#### What you need to do
Only the number is wanted: how many lines in the data contain "output"?

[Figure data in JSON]
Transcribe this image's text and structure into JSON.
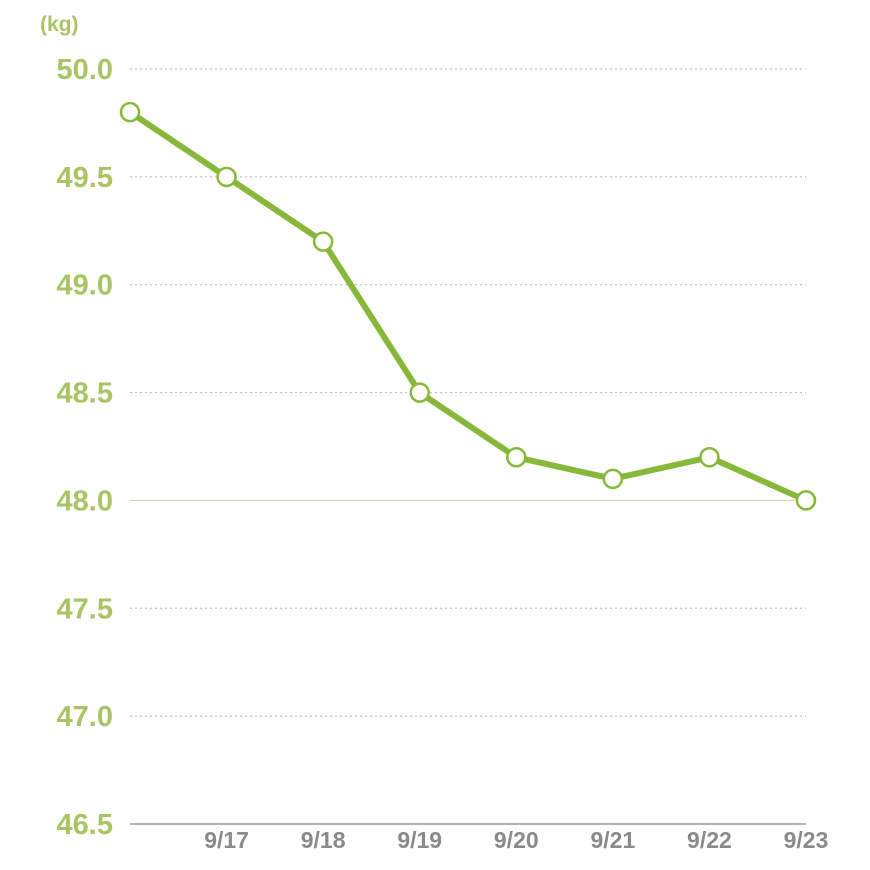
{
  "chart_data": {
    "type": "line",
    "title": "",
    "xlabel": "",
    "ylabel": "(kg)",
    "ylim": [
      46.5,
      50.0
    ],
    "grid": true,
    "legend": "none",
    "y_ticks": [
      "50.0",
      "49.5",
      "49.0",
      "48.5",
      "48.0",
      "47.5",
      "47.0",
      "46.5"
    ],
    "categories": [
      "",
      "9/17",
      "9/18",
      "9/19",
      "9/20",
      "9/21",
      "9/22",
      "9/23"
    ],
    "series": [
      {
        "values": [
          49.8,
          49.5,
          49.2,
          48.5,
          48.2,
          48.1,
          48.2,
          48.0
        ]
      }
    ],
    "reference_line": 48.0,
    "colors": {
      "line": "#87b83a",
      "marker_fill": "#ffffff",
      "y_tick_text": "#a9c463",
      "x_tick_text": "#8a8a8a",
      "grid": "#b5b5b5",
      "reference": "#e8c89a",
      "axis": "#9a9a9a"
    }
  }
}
==
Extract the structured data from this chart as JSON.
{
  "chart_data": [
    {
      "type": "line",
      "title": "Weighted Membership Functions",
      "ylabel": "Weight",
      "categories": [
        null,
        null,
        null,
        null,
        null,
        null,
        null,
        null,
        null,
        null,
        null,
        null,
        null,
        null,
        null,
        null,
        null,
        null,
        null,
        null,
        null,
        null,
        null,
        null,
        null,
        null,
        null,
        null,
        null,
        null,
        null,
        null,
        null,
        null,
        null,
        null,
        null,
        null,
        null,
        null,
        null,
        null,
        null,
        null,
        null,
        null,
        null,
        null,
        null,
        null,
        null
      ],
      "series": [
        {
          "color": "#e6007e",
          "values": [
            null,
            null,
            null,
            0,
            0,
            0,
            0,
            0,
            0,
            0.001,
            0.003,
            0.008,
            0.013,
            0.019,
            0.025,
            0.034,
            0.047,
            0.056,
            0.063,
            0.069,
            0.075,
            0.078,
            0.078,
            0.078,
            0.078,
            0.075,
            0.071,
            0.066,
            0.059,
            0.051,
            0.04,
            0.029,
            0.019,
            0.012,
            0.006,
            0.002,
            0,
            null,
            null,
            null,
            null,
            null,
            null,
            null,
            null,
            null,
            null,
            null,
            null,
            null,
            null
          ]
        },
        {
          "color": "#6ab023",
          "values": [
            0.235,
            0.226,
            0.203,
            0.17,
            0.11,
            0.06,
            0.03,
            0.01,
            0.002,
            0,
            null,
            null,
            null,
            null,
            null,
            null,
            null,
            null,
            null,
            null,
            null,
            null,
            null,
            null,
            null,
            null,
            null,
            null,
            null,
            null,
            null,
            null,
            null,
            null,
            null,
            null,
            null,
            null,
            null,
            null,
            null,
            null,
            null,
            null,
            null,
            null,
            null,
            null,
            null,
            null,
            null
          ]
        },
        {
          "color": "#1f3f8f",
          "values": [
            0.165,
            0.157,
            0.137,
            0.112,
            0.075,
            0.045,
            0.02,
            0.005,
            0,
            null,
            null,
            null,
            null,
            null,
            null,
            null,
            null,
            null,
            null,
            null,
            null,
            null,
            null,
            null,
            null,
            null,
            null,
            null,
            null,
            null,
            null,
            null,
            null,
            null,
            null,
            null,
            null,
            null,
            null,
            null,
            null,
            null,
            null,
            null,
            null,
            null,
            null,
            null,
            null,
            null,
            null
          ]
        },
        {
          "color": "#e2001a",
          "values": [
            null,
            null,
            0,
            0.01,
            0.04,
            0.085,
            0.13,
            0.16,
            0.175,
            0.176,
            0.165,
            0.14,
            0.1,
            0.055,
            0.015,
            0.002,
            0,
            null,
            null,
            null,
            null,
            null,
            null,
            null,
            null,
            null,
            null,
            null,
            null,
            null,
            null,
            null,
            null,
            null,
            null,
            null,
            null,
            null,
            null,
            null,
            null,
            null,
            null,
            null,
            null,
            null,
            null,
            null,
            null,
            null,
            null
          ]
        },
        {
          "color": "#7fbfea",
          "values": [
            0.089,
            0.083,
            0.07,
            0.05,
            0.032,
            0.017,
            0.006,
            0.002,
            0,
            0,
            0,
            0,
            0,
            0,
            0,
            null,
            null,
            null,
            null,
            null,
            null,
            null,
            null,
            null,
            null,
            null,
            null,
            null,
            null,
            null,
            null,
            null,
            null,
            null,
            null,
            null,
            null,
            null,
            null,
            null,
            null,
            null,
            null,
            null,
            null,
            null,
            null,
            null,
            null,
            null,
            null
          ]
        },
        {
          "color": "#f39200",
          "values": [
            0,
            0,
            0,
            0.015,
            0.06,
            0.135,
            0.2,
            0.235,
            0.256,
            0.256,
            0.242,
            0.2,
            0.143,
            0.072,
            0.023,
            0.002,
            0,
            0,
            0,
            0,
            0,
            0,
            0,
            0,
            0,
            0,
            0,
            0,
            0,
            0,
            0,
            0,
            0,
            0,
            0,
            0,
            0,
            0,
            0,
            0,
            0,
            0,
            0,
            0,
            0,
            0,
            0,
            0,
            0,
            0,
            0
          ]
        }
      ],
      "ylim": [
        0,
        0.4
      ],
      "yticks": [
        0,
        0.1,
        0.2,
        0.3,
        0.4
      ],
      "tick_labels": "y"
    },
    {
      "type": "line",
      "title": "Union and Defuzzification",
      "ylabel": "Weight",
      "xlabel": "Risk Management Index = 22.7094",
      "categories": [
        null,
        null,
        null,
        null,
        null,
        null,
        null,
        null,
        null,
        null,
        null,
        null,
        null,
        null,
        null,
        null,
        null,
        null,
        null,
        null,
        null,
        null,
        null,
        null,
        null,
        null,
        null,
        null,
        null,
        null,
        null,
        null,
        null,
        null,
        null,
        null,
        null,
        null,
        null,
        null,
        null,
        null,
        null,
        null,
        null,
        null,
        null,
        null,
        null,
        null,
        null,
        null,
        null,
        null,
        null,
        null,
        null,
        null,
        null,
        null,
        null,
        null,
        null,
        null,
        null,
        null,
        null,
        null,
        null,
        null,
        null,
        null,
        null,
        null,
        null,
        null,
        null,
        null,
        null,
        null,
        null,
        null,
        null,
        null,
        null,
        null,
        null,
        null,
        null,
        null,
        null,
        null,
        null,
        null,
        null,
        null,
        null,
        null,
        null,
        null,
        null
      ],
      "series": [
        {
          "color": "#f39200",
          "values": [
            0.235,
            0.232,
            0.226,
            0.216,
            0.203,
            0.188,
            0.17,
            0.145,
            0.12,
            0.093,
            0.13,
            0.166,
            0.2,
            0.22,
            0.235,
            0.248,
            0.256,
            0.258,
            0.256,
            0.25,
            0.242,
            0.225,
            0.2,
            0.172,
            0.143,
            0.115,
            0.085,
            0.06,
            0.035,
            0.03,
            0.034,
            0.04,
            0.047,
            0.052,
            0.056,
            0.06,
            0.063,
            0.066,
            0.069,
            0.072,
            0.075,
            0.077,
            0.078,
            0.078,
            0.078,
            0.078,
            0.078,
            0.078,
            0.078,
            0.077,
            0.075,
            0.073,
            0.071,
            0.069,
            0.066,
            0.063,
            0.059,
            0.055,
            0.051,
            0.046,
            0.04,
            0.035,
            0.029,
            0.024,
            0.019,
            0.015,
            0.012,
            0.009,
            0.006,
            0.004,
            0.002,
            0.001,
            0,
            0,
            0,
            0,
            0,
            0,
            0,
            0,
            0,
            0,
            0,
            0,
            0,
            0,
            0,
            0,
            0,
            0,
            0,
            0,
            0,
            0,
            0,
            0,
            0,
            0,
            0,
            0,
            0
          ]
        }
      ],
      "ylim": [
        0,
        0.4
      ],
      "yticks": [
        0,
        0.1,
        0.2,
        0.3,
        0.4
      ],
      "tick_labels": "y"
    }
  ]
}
==
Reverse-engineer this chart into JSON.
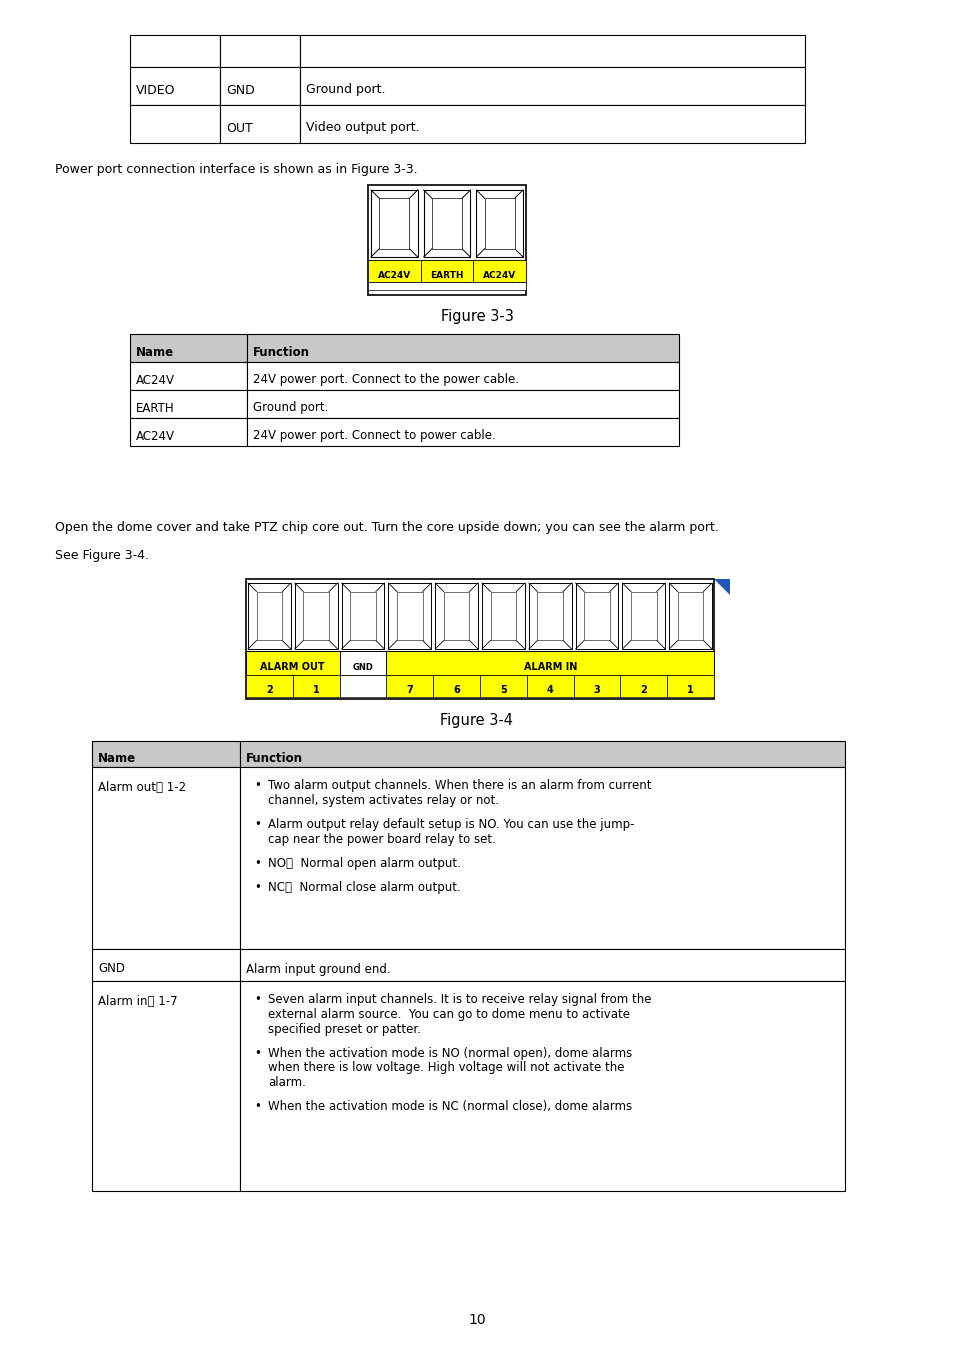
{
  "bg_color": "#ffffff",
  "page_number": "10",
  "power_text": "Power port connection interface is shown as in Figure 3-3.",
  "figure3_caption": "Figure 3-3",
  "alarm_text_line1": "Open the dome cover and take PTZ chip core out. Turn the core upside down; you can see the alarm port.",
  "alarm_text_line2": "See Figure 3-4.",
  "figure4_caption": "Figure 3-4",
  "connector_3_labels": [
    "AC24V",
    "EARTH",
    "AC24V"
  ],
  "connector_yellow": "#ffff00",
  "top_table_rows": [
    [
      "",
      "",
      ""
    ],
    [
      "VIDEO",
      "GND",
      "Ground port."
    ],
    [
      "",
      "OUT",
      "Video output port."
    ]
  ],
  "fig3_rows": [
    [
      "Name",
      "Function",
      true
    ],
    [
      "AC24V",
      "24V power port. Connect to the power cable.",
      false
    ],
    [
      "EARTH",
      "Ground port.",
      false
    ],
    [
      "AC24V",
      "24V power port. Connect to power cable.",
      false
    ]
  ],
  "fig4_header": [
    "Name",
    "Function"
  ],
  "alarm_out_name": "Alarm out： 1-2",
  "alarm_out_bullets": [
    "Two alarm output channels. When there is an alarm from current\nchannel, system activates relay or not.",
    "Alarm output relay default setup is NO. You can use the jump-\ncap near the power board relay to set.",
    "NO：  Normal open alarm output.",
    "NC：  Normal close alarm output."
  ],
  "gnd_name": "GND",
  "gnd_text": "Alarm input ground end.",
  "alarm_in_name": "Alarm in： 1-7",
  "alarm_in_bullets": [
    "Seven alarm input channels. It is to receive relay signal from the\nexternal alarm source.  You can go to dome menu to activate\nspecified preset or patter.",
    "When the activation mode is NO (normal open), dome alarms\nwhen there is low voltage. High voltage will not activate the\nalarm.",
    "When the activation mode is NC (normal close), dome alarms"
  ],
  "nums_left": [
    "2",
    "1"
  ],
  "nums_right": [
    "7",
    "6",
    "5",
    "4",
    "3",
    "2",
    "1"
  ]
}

#### Response below
5